_PROBLEM DESCRIPTION_:
Extract the data exactly, missing nothing.

_Data records_:
>> START
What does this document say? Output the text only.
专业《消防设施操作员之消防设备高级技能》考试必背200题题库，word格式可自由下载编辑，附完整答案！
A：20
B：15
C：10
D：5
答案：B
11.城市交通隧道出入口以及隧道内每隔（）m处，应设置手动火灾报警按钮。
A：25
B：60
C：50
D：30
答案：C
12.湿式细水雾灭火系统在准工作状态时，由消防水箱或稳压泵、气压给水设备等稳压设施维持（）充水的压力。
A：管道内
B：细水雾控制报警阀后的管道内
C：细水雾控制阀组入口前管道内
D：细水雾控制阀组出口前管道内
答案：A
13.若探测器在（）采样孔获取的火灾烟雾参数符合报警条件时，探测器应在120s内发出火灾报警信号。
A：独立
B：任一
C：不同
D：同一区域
>> END
_RESPONSE FOR THIS EXERCISE_:
What does this document say? Output the text only.
专业《消防设施操作员之消防设备高级技能》考试必背200题题库，word格式可自由下载编辑，附完整答案！
A：20
B：15
C：10
D：5
答案：B
11.城市交通隧道出入口以及隧道内每隔（）m处，应设置手动火灾报警按钮。
A：25
B：60
C：50
D：30
答案：C
12.湿式细水雾灭火系统在准工作状态时，由消防水箱或稳压泵、气压给水设备等稳压设施维持（）充水的压力。
A：管道内
B：细水雾控制报警阀后的管道内
C：细水雾控制阀组入口前管道内
D：细水雾控制阀组出口前管道内
答案：A
13.若探测器在（）采样孔获取的火灾烟雾参数符合报警条件时，探测器应在120s内发出火灾报警信号。
A：独立
B：任一
C：不同
D：同一区域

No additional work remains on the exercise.